━━━━━ THE DATA ━━━━━

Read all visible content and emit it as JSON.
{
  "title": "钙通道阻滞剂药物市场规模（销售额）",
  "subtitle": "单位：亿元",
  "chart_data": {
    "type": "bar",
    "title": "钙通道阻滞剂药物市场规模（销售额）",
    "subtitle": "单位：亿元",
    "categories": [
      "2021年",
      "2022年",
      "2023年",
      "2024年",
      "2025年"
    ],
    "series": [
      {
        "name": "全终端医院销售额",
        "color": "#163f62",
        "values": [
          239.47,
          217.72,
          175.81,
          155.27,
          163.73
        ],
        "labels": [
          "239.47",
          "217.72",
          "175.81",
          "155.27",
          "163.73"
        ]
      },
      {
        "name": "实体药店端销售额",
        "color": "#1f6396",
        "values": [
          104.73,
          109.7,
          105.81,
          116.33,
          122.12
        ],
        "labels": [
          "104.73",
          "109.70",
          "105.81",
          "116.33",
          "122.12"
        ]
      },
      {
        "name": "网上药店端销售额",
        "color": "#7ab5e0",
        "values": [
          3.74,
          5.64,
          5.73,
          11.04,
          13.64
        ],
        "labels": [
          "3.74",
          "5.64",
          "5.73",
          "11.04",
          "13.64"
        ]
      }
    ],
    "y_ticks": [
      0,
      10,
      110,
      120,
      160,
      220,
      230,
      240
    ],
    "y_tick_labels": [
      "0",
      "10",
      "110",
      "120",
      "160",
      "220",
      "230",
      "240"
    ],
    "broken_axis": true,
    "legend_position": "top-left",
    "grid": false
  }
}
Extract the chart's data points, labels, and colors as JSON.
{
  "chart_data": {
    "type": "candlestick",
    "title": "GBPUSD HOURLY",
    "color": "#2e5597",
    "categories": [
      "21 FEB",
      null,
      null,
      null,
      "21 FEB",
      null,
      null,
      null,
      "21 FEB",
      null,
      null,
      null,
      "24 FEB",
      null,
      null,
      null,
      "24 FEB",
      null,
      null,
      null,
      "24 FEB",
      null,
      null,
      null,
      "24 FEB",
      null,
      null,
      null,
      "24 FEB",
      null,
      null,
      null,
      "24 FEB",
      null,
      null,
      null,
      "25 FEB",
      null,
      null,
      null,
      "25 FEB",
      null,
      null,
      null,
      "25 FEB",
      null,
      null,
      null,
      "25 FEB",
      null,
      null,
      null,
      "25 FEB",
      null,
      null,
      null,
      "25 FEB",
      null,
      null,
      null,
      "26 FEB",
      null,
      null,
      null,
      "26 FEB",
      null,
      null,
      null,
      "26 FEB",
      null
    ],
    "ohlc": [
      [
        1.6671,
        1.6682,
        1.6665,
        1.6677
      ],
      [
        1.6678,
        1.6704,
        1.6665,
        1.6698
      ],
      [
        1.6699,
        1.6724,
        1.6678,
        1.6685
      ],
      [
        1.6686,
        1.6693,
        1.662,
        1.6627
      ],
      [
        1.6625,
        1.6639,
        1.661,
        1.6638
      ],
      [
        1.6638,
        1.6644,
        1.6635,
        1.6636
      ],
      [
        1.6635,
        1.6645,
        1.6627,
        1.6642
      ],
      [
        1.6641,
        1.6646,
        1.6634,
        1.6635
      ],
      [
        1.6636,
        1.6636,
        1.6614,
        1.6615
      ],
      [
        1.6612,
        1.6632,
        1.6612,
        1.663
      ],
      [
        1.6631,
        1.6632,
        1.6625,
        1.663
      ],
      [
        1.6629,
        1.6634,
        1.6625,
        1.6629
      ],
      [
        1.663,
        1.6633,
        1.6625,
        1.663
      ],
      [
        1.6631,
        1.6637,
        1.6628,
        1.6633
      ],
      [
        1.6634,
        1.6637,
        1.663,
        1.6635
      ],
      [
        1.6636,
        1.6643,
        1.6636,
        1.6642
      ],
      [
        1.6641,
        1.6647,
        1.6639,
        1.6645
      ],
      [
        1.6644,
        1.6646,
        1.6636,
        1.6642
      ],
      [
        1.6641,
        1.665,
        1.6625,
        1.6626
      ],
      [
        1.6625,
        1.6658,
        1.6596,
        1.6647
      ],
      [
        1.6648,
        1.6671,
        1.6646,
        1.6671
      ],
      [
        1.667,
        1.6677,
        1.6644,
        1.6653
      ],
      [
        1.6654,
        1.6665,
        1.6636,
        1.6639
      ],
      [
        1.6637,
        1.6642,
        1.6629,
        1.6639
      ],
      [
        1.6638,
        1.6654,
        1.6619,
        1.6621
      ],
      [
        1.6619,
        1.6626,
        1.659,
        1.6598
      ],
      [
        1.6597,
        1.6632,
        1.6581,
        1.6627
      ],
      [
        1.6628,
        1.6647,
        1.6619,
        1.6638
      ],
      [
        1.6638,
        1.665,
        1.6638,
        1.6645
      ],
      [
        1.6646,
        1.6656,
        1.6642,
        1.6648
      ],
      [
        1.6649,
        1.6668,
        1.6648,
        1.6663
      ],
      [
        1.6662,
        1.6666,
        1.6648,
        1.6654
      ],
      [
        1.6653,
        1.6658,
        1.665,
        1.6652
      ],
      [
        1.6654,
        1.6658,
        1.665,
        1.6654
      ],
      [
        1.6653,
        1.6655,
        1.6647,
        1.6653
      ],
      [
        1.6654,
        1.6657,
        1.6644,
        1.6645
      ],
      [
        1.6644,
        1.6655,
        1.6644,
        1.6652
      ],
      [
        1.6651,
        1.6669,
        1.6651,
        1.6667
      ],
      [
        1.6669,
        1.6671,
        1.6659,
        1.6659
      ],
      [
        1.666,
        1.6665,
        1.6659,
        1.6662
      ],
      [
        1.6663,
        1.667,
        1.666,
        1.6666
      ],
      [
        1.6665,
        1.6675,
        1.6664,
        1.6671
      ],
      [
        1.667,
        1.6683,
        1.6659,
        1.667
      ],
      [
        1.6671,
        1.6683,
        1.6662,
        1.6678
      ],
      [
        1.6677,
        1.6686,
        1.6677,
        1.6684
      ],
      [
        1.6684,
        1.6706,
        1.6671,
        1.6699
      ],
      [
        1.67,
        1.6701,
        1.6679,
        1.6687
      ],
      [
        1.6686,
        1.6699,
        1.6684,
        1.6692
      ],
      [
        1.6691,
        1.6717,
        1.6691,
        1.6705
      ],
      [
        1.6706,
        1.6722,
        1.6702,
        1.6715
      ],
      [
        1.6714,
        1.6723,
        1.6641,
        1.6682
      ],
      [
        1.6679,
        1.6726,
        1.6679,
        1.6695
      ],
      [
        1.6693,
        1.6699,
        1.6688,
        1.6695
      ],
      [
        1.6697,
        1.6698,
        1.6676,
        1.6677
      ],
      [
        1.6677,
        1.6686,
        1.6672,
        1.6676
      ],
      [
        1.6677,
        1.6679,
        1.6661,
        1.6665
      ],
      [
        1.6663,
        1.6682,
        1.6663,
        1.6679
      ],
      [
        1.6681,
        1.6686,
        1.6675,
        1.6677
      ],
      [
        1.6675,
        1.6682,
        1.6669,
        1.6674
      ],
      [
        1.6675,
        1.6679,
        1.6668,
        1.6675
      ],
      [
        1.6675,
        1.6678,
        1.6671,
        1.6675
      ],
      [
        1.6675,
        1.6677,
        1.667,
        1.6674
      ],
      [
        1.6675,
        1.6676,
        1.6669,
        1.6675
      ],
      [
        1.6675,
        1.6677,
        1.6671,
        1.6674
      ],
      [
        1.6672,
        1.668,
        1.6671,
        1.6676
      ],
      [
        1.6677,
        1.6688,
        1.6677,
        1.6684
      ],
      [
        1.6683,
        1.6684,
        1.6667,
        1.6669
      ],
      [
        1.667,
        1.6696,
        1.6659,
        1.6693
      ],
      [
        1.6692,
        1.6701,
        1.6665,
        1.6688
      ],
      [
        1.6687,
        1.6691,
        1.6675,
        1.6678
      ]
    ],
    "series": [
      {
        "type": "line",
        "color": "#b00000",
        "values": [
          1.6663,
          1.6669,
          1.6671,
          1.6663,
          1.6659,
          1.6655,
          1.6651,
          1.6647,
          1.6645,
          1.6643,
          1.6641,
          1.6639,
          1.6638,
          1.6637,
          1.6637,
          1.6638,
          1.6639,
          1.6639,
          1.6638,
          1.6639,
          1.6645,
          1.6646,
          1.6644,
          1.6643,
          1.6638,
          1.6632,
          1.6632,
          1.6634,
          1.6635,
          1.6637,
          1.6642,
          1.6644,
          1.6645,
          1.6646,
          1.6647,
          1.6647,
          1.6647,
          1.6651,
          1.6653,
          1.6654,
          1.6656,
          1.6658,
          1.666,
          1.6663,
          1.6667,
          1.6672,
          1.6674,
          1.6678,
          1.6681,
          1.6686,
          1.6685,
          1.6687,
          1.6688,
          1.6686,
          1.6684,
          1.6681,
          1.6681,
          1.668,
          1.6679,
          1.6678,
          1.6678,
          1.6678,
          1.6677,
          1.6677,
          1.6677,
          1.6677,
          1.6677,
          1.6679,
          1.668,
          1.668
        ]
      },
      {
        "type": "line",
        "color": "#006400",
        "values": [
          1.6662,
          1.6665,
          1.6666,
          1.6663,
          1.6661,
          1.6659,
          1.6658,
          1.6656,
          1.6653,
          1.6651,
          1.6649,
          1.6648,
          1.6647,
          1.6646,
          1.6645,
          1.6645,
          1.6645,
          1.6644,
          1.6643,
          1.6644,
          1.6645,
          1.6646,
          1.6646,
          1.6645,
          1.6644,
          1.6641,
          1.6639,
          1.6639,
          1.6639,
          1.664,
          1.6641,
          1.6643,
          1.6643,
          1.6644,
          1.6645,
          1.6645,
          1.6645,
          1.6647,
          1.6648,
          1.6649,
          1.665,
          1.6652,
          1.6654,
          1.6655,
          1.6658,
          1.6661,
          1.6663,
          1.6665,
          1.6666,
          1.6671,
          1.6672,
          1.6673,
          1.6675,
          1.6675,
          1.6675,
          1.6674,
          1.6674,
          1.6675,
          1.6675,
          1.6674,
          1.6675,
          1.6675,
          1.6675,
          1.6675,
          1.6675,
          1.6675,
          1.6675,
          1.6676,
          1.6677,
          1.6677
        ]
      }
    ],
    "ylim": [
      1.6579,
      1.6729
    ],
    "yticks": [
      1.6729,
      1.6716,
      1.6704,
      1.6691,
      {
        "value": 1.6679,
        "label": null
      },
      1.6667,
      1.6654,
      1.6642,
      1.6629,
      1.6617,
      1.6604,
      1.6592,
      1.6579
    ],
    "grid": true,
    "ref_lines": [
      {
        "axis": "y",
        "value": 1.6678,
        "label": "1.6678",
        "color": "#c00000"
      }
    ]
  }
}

━━━━━

> _STATED GOAL_: Working from the entries above, return all lines that contain "钙通道阻滞剂药物市场规模".

> _ANSWER TO THIS PROBLEM_:
  "title": "钙通道阻滞剂药物市场规模（销售额）",
    "title": "钙通道阻滞剂药物市场规模（销售额）",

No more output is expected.